▶ [Given request] Show every line in the records below that contains the word "biomasa".
__________
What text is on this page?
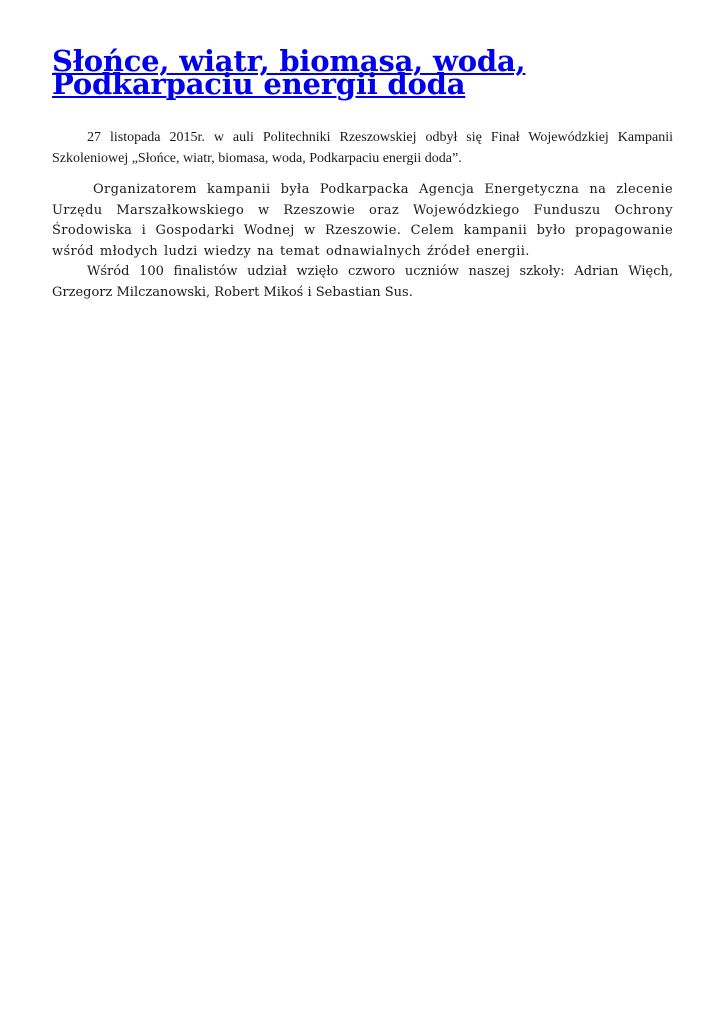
Słońce, wiatr, biomasa, woda, Podkarpaciu energii doda

27 listopada 2015r. w auli Politechniki Rzeszowskiej odbył się Finał Wojewódzkiej Kampanii Szkoleniowej „Słońce, wiatr, biomasa, woda, Podkarpaciu energii doda”.

Organizatorem kampanii była Podkarpacka Agencja Energetyczna na zlecenie Urzędu Marszałkowskiego w Rzeszowie oraz Wojewódzkiego Funduszu Ochrony Środowiska i Gospodarki Wodnej w Rzeszowie. Celem kampanii było propagowanie wśród młodych ludzi wiedzy na temat odnawialnych źródeł energii.

Wśród 100 finalistów udział wzięło czworo uczniów naszej szkoły: Adrian Więch, Grzegorz Milczanowski, Robert Mikoś i Sebastian Sus.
__________
▶ [Final result]
Słońce, wiatr, biomasa, woda, Podkarpaciu energii doda
27 listopada 2015r. w auli Politechniki Rzeszowskiej odbył się Finał Wojewódzkiej Kampanii Szkoleniowej „Słońce, wiatr, biomasa, woda, Podkarpaciu energii doda”.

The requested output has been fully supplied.